Skip to content

One-Shot Transfer Learning for Nonlinear PDEs with Perturbative PINNs

Conference: NeurIPS 2025 arXiv: 2511.11137 Code: None Area: Scientific Computing Keywords: PINNs, perturbation theory, transfer learning, partial differential equations, closed-form solution

TL;DR

By combining perturbation theory with PINNs, this work decomposes nonlinear PDEs into a sequence of linear subproblems. After learning the latent space of the linear operator via a Multi-Head PINN, transfer to new PDE instances is achieved through a closed-form solution within 0.2 seconds, attaining errors on the order of \(10^{-3}\).

Background & Motivation

Background: PINNs solve PDEs by embedding physical laws into neural networks, but each new instance typically requires retraining from scratch.

Limitations of Prior Work: Although strategies such as Multi-Head PINNs enable shared computation across multiple instances, their generalization to nonlinear PDEs remains limited, and cross-instance transfer still requires iterative optimization.

Goal: Extend one-shot transfer learning for nonlinear PDEs from ODEs to PDEs.

Core Idea: Treat the nonlinear term \(\epsilon P(u)\) as a perturbation, expand in powers of \(\epsilon\) to obtain a sequence of linear subproblems, and exploit a shared latent-space representation to enable closed-form transfer.

Method

Overall Architecture

For a nonlinear PDE \(\mathcal{D}u + \epsilon P(u) = f(x,t)\), where \(\mathcal{D}\) is a linear operator, \(P(u)\) is a polynomial perturbation, and \(\epsilon < 1\), the solution is expanded as \(u \approx \sum_{i=0}^p \epsilon^i u_i\), yielding \(p+1\) linear subproblems \(\mathcal{D}u_j = f_j\), where each \(f_j\) depends only on \(u_0, \ldots, u_{j-1}\). A Multi-Head PINN solves these linear subproblems and learns a latent-space representation of the operator \(\mathcal{D}\); the network backbone is then frozen, and closed-form weights for new instances are computed directly.

• [STATED GOAL]: Continue the summary of perturbative PINNs for nonlinear PDEs above, starting right after its last sentence.

• [DATA EXCERPTS]:
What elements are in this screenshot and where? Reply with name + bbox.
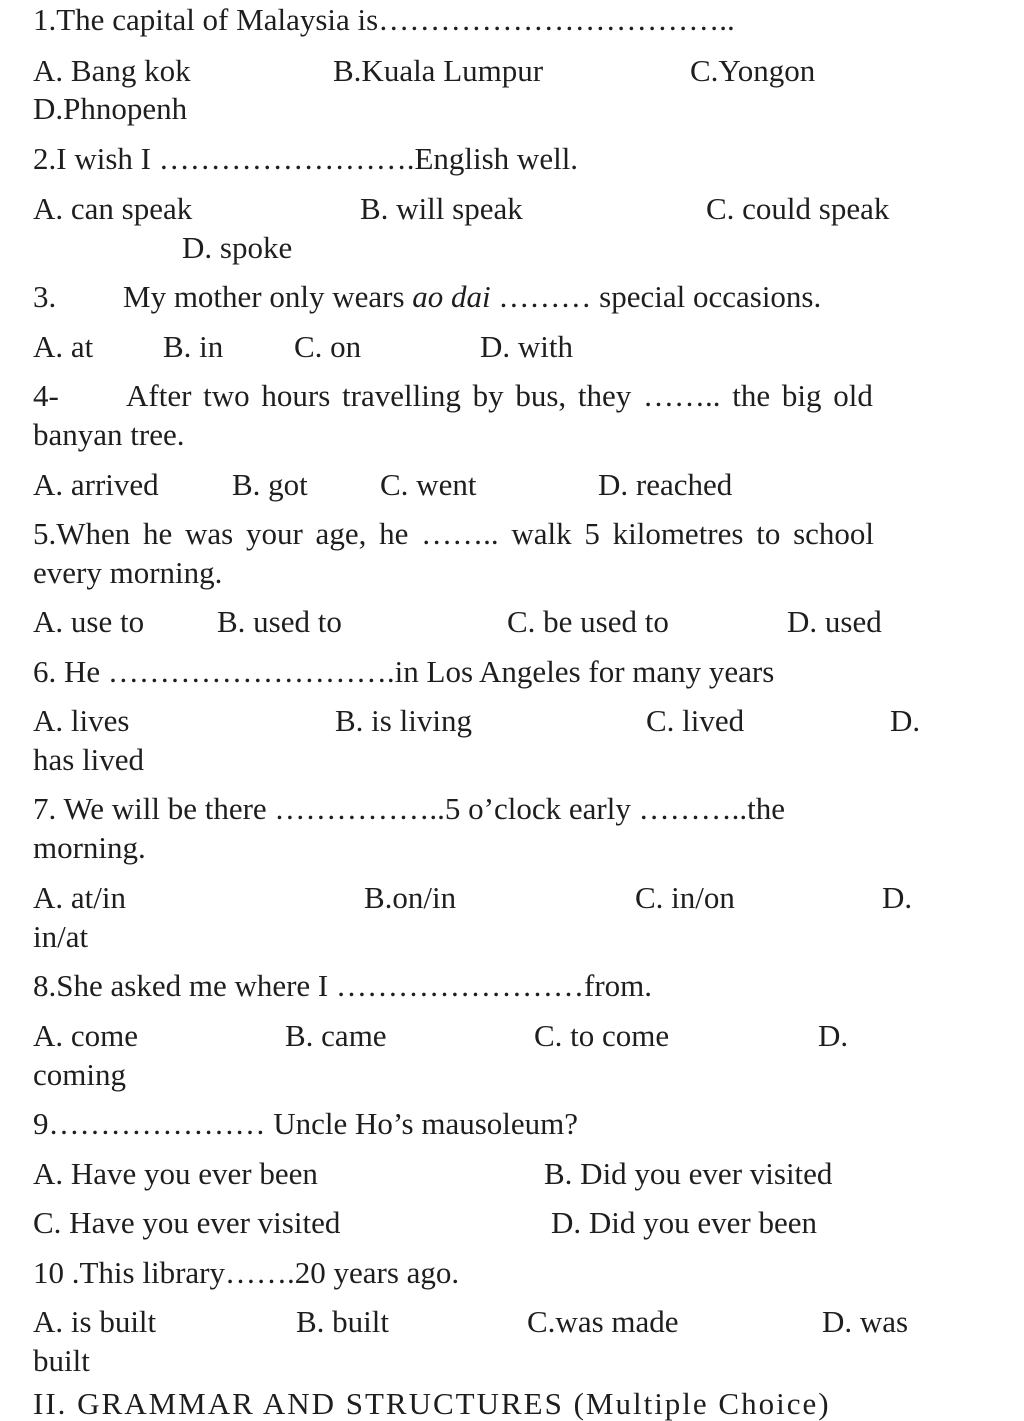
q3-stem-italic: ao dai [412, 279, 491, 314]
question-5-stem-cont: every morning. [33, 555, 223, 590]
q2-option-c: C. could speak [706, 191, 890, 226]
q6-option-d-label: D. [890, 703, 921, 738]
question-3-stem [123, 281, 821, 312]
q10-option-d-label: D. was [822, 1304, 909, 1339]
q7-option-c: C. in/on [635, 880, 735, 915]
question-10-stem: 10 .This library…….20 years ago. [33, 1255, 460, 1290]
q7-option-a: A. at/in [33, 880, 126, 915]
q10-option-a: A. is built [33, 1304, 157, 1339]
q4-option-d: D. reached [598, 467, 733, 502]
q2-option-b: B. will speak [360, 191, 523, 226]
q8-option-b: B. came [285, 1018, 387, 1053]
q9-option-b: B. Did you ever visited [544, 1156, 833, 1191]
q5-option-b: B. used to [217, 604, 342, 639]
q8-option-c: C. to come [534, 1018, 670, 1053]
q9-option-d: D. Did you ever been [551, 1205, 817, 1240]
q5-option-c: C. be used to [507, 604, 669, 639]
question-4-number: 4- [33, 378, 59, 413]
q10-option-d-text: built [33, 1343, 90, 1378]
question-4-stem-cont: banyan tree. [33, 417, 185, 452]
q3-option-a: A. at [33, 329, 94, 364]
question-9-stem: 9………………… Uncle Ho’s mausoleum? [33, 1106, 579, 1141]
question-2-stem: 2.I wish I …………………….English well. [33, 141, 579, 176]
q2-option-a: A. can speak [33, 191, 193, 226]
q1-option-d: D.Phnopenh [33, 91, 188, 126]
question-1-stem: 1.The capital of Malaysia is…………………………….. [33, 2, 735, 37]
q6-option-a: A. lives [33, 703, 130, 738]
q3-stem-part1: My mother only wears [123, 279, 413, 314]
q3-option-c: C. on [294, 329, 362, 364]
q2-option-d: D. spoke [182, 230, 293, 265]
q10-option-c: C.was made [527, 1304, 679, 1339]
q1-option-b: B.Kuala Lumpur [333, 53, 544, 88]
q8-option-a: A. come [33, 1018, 139, 1053]
question-7-stem: 7. We will be there ……………..5 o’clock early ………..the [33, 791, 785, 826]
question-6-stem: 6. He ……………………….in Los Angeles for many years [33, 654, 775, 689]
q4-option-b: B. got [232, 467, 308, 502]
q4-option-c: C. went [380, 467, 477, 502]
q4-option-a: A. arrived [33, 467, 159, 502]
q5-option-d: D. used [787, 604, 882, 639]
question-8-stem: 8.She asked me where I ……………………from. [33, 968, 653, 1003]
q8-option-d-label: D. [818, 1018, 849, 1053]
q6-option-b: B. is living [335, 703, 472, 738]
question-5-stem: 5.When he was your age, he …….. walk 5 kilometres to school [33, 516, 875, 551]
q1-option-a: A. Bang kok [33, 53, 191, 88]
q10-option-b: B. built [296, 1304, 390, 1339]
cut-off-section-heading: II. GRAMMAR AND STRUCTURES (Multiple Choice) [33, 1386, 831, 1421]
q3-option-d: D. with [480, 329, 573, 364]
q7-option-d-text: in/at [33, 919, 89, 954]
q7-option-d-label: D. [882, 880, 913, 915]
q3-option-b: B. in [163, 329, 224, 364]
question-7-stem-cont: morning. [33, 830, 146, 865]
q7-option-b: B.on/in [364, 880, 457, 915]
q3-stem-part2: ……… special occasions. [490, 279, 822, 314]
q6-option-c: C. lived [646, 703, 745, 738]
q9-option-a: A. Have you ever been [33, 1156, 318, 1191]
q5-option-a: A. use to [33, 604, 145, 639]
question-4-stem: After two hours travelling by bus, they …….. the big old [126, 378, 873, 413]
q9-option-c: C. Have you ever visited [33, 1205, 341, 1240]
q8-option-d-text: coming [33, 1057, 126, 1092]
q6-option-d-text: has lived [33, 742, 145, 777]
q1-option-c: C.Yongon [690, 53, 816, 88]
question-3-number: 3. [33, 279, 57, 314]
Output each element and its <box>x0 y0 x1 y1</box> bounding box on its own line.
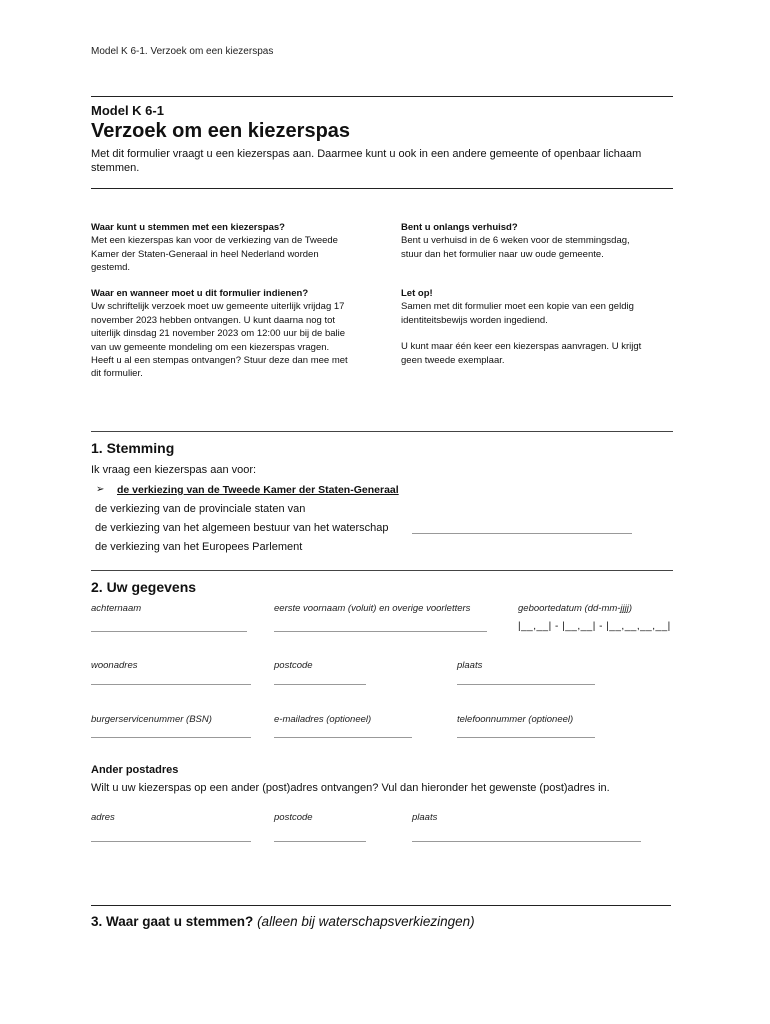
waterschap-name-field[interactable] <box>412 533 632 534</box>
page-title: Verzoek om een kiezerspas <box>91 120 351 142</box>
label-woonadres: woonadres <box>91 660 138 671</box>
model-label: Model K 6-1 <box>91 103 164 118</box>
section2-title: 2. Uw gegevens <box>91 579 197 595</box>
section2-rule <box>91 570 673 571</box>
label-geboortedatum: geboortedatum (dd-mm-jjjj) <box>518 603 633 614</box>
info-heading: Let op! <box>401 288 433 299</box>
ander-adres-field[interactable] <box>91 841 251 842</box>
info-heading: Bent u onlangs verhuisd? <box>401 222 518 233</box>
label-email: e-mailadres (optioneel) <box>274 714 372 725</box>
info-heading: Waar en wanneer moet u dit formulier indienen? <box>91 288 309 299</box>
section3-title-note: (alleen bij waterschapsverkiezingen) <box>257 914 475 929</box>
page-header: Model K 6-1. Verzoek om een kiezerspas <box>91 46 274 57</box>
voornaam-field[interactable] <box>274 631 487 632</box>
info-body: Samen met dit formulier moet een kopie van een geldig identiteitsbewijs worden ingediend. <box>401 301 634 326</box>
section3-title <box>91 914 475 929</box>
label-plaats: plaats <box>457 660 483 671</box>
intro-text: Met dit formulier vraagt u een kiezerspas aan. Daarmee kunt u ook in een andere gemeente of openbaar lichaam stemmen. <box>91 148 642 174</box>
arrow-bullet-icon: ➢ <box>96 484 105 495</box>
top-rule <box>91 96 673 97</box>
label-telefoon: telefoonnummer (optioneel) <box>457 714 574 725</box>
info-right-2 <box>401 287 651 367</box>
postcode-field[interactable] <box>274 684 366 685</box>
option-provinciale-staten[interactable]: de verkiezing van de provinciale staten van <box>95 503 306 515</box>
info-left-1 <box>91 221 353 275</box>
label-postcode: postcode <box>274 660 313 671</box>
section1-rule <box>91 431 673 432</box>
info-body: Uw schriftelijk verzoek moet uw gemeente uiterlijk vrijdag 17 november 2023 hebben ontvangen. U kunt daarna nog tot uiterlijk dinsdag 21 november 2023 om 12:00 uur bij de balie van uw gemeente mondeling om een kiezerspas vragen. <box>91 301 346 353</box>
email-field[interactable] <box>274 737 412 738</box>
woonadres-field[interactable] <box>91 684 251 685</box>
section3-title-text: 3. Waar gaat u stemmen? <box>91 914 254 929</box>
label-achternaam: achternaam <box>91 603 142 614</box>
info-body-extra: Heeft u al een stempas ontvangen? Stuur deze dan mee met dit formulier. <box>91 355 348 380</box>
ander-postadres-title: Ander postadres <box>91 764 179 776</box>
info-heading: Waar kunt u stemmen met een kiezerspas? <box>91 222 285 233</box>
label-ander-plaats: plaats <box>412 812 438 823</box>
ander-plaats-field[interactable] <box>412 841 641 842</box>
ander-postcode-field[interactable] <box>274 841 366 842</box>
plaats-field[interactable] <box>457 684 595 685</box>
telefoon-field[interactable] <box>457 737 595 738</box>
option-tweede-kamer[interactable]: de verkiezing van de Tweede Kamer der Staten-Generaal <box>117 484 399 496</box>
label-ander-adres: adres <box>91 812 115 823</box>
section3-rule <box>91 905 671 906</box>
label-ander-postcode: postcode <box>274 812 313 823</box>
info-body: Bent u verhuisd in de 6 weken voor de stemmingsdag, stuur dan het formulier naar uw oude gemeente. <box>401 235 630 260</box>
achternaam-field[interactable] <box>91 631 247 632</box>
geboortedatum-field[interactable]: |__,__| - |__,__| - |__,__,__,__| <box>518 621 671 632</box>
option-waterschap[interactable]: de verkiezing van het algemeen bestuur van het waterschap <box>95 522 389 534</box>
bsn-field[interactable] <box>91 737 251 738</box>
info-body-extra: U kunt maar één keer een kiezerspas aanvragen. U krijgt geen tweede exemplaar. <box>401 341 642 366</box>
info-right-1 <box>401 221 651 261</box>
ander-postadres-text: Wilt u uw kiezerspas op een ander (post)adres ontvangen? Vul dan hieronder het gewenste (post)adres in. <box>91 782 610 794</box>
info-body: Met een kiezerspas kan voor de verkiezing van de Tweede Kamer der Staten-Generaal in heel Nederland worden gestemd. <box>91 235 338 274</box>
label-bsn: burgerservicenummer (BSN) <box>91 714 212 725</box>
section1-title: 1. Stemming <box>91 440 175 456</box>
intro-rule <box>91 188 673 189</box>
label-voornaam: eerste voornaam (voluit) en overige voorletters <box>274 603 471 614</box>
option-europees-parlement[interactable]: de verkiezing van het Europees Parlement <box>95 541 303 553</box>
section1-prompt: Ik vraag een kiezerspas aan voor: <box>91 464 257 476</box>
info-left-2 <box>91 287 353 381</box>
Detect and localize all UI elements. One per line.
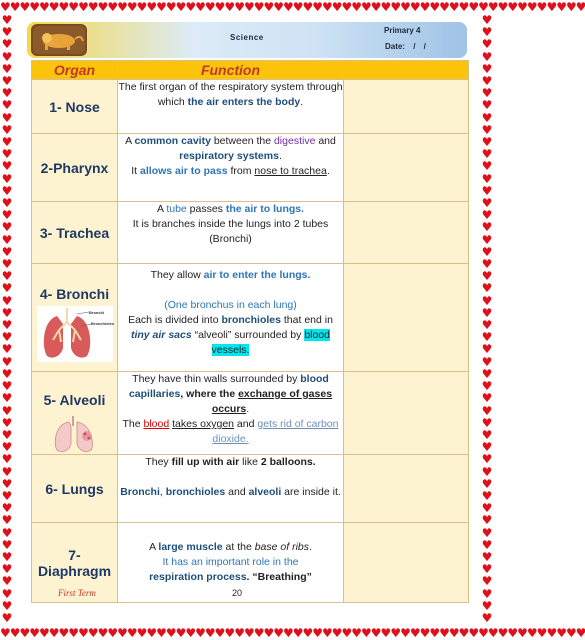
table-row (32, 202, 469, 264)
function-cell: A tube passes the air to lungs. It is branches inside the lungs into 2 tubes (Bronchi) (118, 202, 344, 264)
lion-emblem-icon (31, 24, 87, 56)
grade-label: Primary 4 (384, 26, 421, 35)
organ-label: 5- Alveoli (43, 392, 106, 408)
bronchi-image-label: Bronchi (88, 310, 104, 315)
empty-cell (344, 134, 469, 202)
empty-cell (344, 523, 469, 603)
page-number: 20 (232, 588, 243, 598)
organ-label: 4- Bronchi (39, 286, 110, 302)
table-row (32, 523, 469, 603)
empty-cell (344, 455, 469, 523)
bronchioles-image-label: Bronchioles (90, 321, 114, 326)
organ-cell (32, 372, 118, 455)
empty-cell (344, 372, 469, 455)
organ-cell: 7- Diaphragm (32, 523, 118, 603)
bronchi-lungs-diagram (37, 306, 113, 362)
top-heart-border: ♥♥♥♥♥♥♥♥♥♥♥♥♥♥♥♥♥♥♥♥♥♥♥♥♥♥♥♥♥♥♥♥♥♥♥♥♥♥♥♥♥♥♥♥♥♥♥♥♥♥♥♥♥♥♥♥♥♥♥♥ (0, 0, 585, 14)
organ-cell: 2-Pharynx (32, 134, 118, 202)
organ-cell: 1- Nose (32, 80, 118, 134)
subject-title: Science (230, 33, 264, 42)
blank-column-header (344, 61, 469, 80)
table-header-row (32, 61, 469, 80)
empty-cell (344, 202, 469, 264)
table-row (32, 264, 469, 372)
table-row (32, 372, 469, 455)
right-heart-border: ♥ ♥ ♥ ♥ ♥ ♥ ♥ ♥ ♥ ♥ ♥ ♥ ♥ ♥ ♥ ♥ ♥ ♥ ♥ ♥ ♥ ♥ ♥ ♥ ♥ ♥ ♥ ♥ ♥ ♥ ♥ ♥ ♥ ♥ ♥ ♥ ♥ ♥ ♥ ♥ ♥ ♥ ♥ ♥ ♥ ♥ ♥ ♥ ♥ ♥ (481, 13, 493, 625)
table-row (32, 80, 469, 134)
organ-function-table (31, 60, 469, 603)
alveoli-lungs-diagram (49, 412, 101, 454)
table-row (32, 134, 469, 202)
function-cell: They have thin walls surrounded by blood capillaries, where the exchange of gases occurs. The blood takes oxygen and gets rid of carbon dioxide. (118, 372, 344, 455)
table-row (32, 455, 469, 523)
bottom-heart-border: ♥♥♥♥♥♥♥♥♥♥♥♥♥♥♥♥♥♥♥♥♥♥♥♥♥♥♥♥♥♥♥♥♥♥♥♥♥♥♥♥♥♥♥♥♥♥♥♥♥♥♥♥♥♥♥♥♥♥♥♥ (0, 626, 585, 640)
organ-cell: 3- Trachea (32, 202, 118, 264)
organ-cell: 6- Lungs (32, 455, 118, 523)
term-label: First Term (58, 588, 96, 598)
organ-cell (32, 264, 118, 372)
school-logo (31, 24, 87, 56)
function-cell: They fill up with air like 2 balloons. Bronchi, bronchioles and alveoli are inside it. (118, 455, 344, 523)
empty-cell (344, 80, 469, 134)
left-heart-border: ♥ ♥ ♥ ♥ ♥ ♥ ♥ ♥ ♥ ♥ ♥ ♥ ♥ ♥ ♥ ♥ ♥ ♥ ♥ ♥ ♥ ♥ ♥ ♥ ♥ ♥ ♥ ♥ ♥ ♥ ♥ ♥ ♥ ♥ ♥ ♥ ♥ ♥ ♥ ♥ ♥ ♥ ♥ ♥ ♥ ♥ ♥ ♥ ♥ ♥ (1, 13, 13, 625)
date-label: Date: / / (385, 42, 426, 51)
organ-column-header: Organ (32, 61, 118, 80)
function-cell: A large muscle at the base of ribs. It has an important role in the respiration process. “Breathing” (118, 523, 344, 603)
function-cell: The first organ of the respiratory system through which the air enters the body. (118, 80, 344, 134)
function-column-header: Function (118, 61, 344, 80)
function-cell: They allow air to enter the lungs. (One bronchus in each lung) Each is divided into bronchioles that end in tiny air sacs “alveoli” surrounded by blood vessels. (118, 264, 344, 372)
empty-cell (344, 264, 469, 372)
function-cell: A common cavity between the digestive and respiratory systems. It allows air to pass from nose to trachea. (118, 134, 344, 202)
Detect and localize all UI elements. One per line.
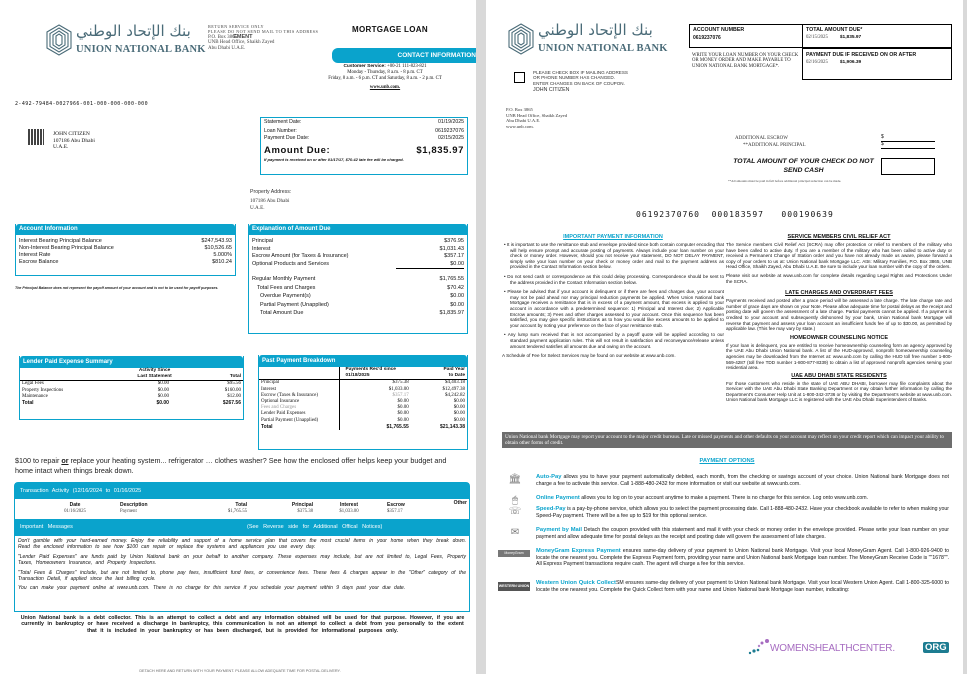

• [OUTPUT OF THE EXERCISE]:
Key Designs

  1. Perturbative Expansion:

    • Function: Systematically reduces a nonlinear PDE to a sequence of linear subproblems.
    • Mechanism: The solution is expanded in powers of the perturbation parameter \(\epsilon\) as \(u = \sum_{i=0}^p \epsilon^i u_i\). Substituting into the original equation and collecting terms of equal order yields \(p+1\) linear PDEs of the form \(\mathcal{D}u_j = f_j\). Initial and boundary conditions are imposed entirely on the zeroth-order problem \(\mathcal{D}u_0 = f\); higher-order problems use homogeneous conditions.
    • Design Motivation: All linear subproblems share the same linear operator \(\mathcal{D}\), enabling reuse of its latent-space representation.
    • Theoretical Basis: When \(\epsilon < 1\) and the polynomial coefficients satisfy \(P_l \leq 1\), higher-order terms decay progressively and the series converges.
  2. Multi-Head PINN + Closed-Form Transfer:

    • Function: Learns a reusable latent space and enables zero-iteration transfer.
    • Mechanism: The network outputs \(u_k = H(x,t)W_k\), where \(H\) is the shared hidden-layer activation and \(W_k\) are head-specific weights. For a new instance \((f^*, g^*, B^*)\), \(H\) is frozen and the loss with respect to \(W^*\) constitutes a quadratic optimization problem. Since every term is convex in \(W^*\), setting \(\partial\mathcal{L}/\partial W^* = 0\) yields the closed-form solution \(W^* = M^{-1}(\cdot)\).
    • Key Advantage: The matrix \(M\) depends only on \(\mathcal{D}\) and the sampling strategy, not on the specific \((f^*, g^*, B^*)\); therefore \(M^{-1}\) can be precomputed and reused across all new instances.
    • Design Motivation: Eliminates the need to retrain for each new instance, enabling sub-second adaptation.
  3. Iterative Solve and Combination:

    • Function: Constructs the final nonlinear solution.
    • Mechanism: \(u_0\) is first obtained via MH-PINN or closed-form transfer, then substituted into the expression for \(f_1\) to solve for \(u_1\), and so forth. The final solution is \(u = \sum_{i=0}^p \epsilon^i u_i\).
    • Design Motivation: Each step requires solving only one linear problem, keeping the computational cost tractable.

Loss & Training

The physics-informed losses for individual heads are summed with weighting: \(\mathcal{L}_k = w_{pde}(\mathcal{D}u_k - f_k)^2 + w_{IC}(u_k(x,0) - g_k(x))^2 + w_{BC}\sum_\mu (u_k(\mu,t) - B_{\mu,k}(t))^2\), and the total loss is \(\mathcal{L} = \frac{1}{K}\sum_{k=0}^K \mathcal{L}_k\).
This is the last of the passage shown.